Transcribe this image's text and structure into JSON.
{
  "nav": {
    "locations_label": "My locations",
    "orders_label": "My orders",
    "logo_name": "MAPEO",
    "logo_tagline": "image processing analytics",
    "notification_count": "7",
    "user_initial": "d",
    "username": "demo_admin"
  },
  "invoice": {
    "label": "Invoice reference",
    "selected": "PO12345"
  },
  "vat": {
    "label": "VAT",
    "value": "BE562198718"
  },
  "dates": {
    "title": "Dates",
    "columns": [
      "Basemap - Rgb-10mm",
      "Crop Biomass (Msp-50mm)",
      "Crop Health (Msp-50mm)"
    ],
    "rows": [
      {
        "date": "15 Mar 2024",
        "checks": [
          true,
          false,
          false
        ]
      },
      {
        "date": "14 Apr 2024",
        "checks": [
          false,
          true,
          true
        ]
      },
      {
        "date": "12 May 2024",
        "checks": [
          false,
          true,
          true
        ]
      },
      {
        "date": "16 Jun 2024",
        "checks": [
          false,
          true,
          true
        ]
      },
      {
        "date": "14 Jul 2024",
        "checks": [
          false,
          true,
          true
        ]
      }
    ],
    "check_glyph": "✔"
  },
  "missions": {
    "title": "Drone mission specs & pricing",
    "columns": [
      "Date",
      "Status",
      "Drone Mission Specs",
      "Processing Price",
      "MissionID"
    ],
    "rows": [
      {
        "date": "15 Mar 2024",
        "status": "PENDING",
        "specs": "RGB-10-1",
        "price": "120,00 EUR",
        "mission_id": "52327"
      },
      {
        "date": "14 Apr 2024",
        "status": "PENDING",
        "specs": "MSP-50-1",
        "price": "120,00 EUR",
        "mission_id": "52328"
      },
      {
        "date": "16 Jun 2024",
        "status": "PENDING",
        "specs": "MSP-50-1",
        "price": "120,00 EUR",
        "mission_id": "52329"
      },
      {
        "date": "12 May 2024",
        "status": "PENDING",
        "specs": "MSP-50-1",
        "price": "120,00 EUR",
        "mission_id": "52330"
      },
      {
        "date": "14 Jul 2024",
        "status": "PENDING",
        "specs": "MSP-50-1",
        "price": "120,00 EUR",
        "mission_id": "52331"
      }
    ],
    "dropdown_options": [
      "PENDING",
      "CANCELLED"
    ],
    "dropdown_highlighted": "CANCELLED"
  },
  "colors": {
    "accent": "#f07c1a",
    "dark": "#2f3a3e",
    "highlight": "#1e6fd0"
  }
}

┄┄┄┄┄┄┄┄┄┄┄┄┄┄┄┄┄┄┄┄

> [REQUIRED TASK] Return all lines with the word "CANCELLED" in them.

> [RESPONSE BELOW]
      "CANCELLED"
    "dropdown_highlighted": "CANCELLED"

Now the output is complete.